(begin)

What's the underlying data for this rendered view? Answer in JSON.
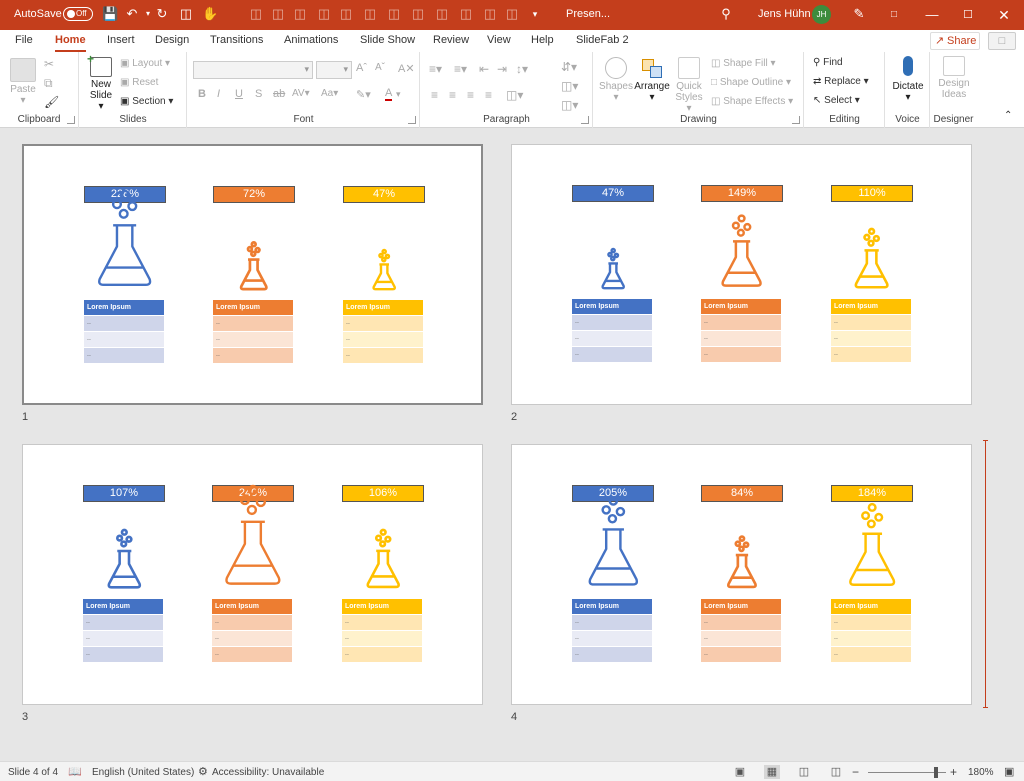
{
  "titlebar": {
    "autosave": "AutoSave",
    "toggle": "Off",
    "filename": "Presen...",
    "user": "Jens Hühn",
    "initials": "JH"
  },
  "tabs": [
    "File",
    "Home",
    "Insert",
    "Design",
    "Transitions",
    "Animations",
    "Slide Show",
    "Review",
    "View",
    "Help",
    "SlideFab 2"
  ],
  "share": "Share",
  "ribbon": {
    "clipboard": {
      "paste": "Paste",
      "label": "Clipboard"
    },
    "slides": {
      "new_slide_1": "New",
      "new_slide_2": "Slide",
      "layout": "Layout",
      "reset": "Reset",
      "section": "Section",
      "label": "Slides"
    },
    "font": {
      "label": "Font"
    },
    "paragraph": {
      "label": "Paragraph"
    },
    "drawing": {
      "shapes": "Shapes",
      "arrange": "Arrange",
      "quick_styles_1": "Quick",
      "quick_styles_2": "Styles",
      "shape_fill": "Shape Fill",
      "shape_outline": "Shape Outline",
      "shape_effects": "Shape Effects",
      "label": "Drawing"
    },
    "editing": {
      "find": "Find",
      "replace": "Replace",
      "select": "Select",
      "label": "Editing"
    },
    "voice": {
      "dictate": "Dictate",
      "label": "Voice"
    },
    "designer": {
      "design_ideas_1": "Design",
      "design_ideas_2": "Ideas",
      "label": "Designer"
    }
  },
  "colors": {
    "accent": "#c43e1c",
    "blue": "#4472c4",
    "orange": "#ed7d31",
    "gold": "#ffc000"
  },
  "slides": [
    {
      "number": "1",
      "values": [
        "228%",
        "72%",
        "47%"
      ]
    },
    {
      "number": "2",
      "values": [
        "47%",
        "149%",
        "110%"
      ]
    },
    {
      "number": "3",
      "values": [
        "107%",
        "240%",
        "106%"
      ]
    },
    {
      "number": "4",
      "values": [
        "205%",
        "84%",
        "184%"
      ]
    }
  ],
  "table_header": "Lorem Ipsum",
  "table_cell": "..",
  "status": {
    "slide_of": "Slide 4 of 4",
    "language": "English (United States)",
    "accessibility": "Accessibility: Unavailable",
    "zoom": "180%"
  }
}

(end)

» PROBLEM: For the string "label", count the lines of the entries above that include it; answer with the number only.

» REPLY: 8